[Written exercise] Every line below must be reproduced exactly. Copy them all.

[Excerpted data]
________________________
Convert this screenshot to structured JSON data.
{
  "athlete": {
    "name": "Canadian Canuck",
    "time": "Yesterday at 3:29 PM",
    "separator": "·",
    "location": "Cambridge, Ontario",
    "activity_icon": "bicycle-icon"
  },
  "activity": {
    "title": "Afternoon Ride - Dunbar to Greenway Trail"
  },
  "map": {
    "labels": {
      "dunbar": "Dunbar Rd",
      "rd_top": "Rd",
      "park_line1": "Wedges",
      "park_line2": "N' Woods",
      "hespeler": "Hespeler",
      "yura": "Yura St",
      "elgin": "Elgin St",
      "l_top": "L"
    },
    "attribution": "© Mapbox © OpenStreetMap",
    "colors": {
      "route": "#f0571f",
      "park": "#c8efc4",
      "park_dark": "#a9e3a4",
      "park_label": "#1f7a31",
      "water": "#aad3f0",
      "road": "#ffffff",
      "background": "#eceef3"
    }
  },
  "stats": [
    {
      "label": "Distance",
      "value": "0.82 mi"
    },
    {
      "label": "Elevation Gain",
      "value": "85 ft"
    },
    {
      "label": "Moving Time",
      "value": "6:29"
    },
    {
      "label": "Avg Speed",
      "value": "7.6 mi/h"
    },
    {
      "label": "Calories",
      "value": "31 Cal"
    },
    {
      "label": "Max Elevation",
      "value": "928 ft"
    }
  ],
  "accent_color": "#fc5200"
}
________________________
[Solution]
Convert this screenshot to structured JSON data.
{
  "athlete": {
    "name": "Canadian Canuck",
    "time": "Yesterday at 3:29 PM",
    "separator": "·",
    "location": "Cambridge, Ontario",
    "activity_icon": "bicycle-icon"
  },
  "activity": {
    "title": "Afternoon Ride - Dunbar to Greenway Trail"
  },
  "map": {
    "labels": {
      "dunbar": "Dunbar Rd",
      "rd_top": "Rd",
      "park_line1": "Wedges",
      "park_line2": "N' Woods",
      "hespeler": "Hespeler",
      "yura": "Yura St",
      "elgin": "Elgin St",
      "l_top": "L"
    },
    "attribution": "© Mapbox © OpenStreetMap",
    "colors": {
      "route": "#f0571f",
      "park": "#c8efc4",
      "park_dark": "#a9e3a4",
      "park_label": "#1f7a31",
      "water": "#aad3f0",
      "road": "#ffffff",
      "background": "#eceef3"
    }
  },
  "stats": [
    {
      "label": "Distance",
      "value": "0.82 mi"
    },
    {
      "label": "Elevation Gain",
      "value": "85 ft"
    },
    {
      "label": "Moving Time",
      "value": "6:29"
    },
    {
      "label": "Avg Speed",
      "value": "7.6 mi/h"
    },
    {
      "label": "Calories",
      "value": "31 Cal"
    },
    {
      "label": "Max Elevation",
      "value": "928 ft"
    }
  ],
  "accent_color": "#fc5200"
}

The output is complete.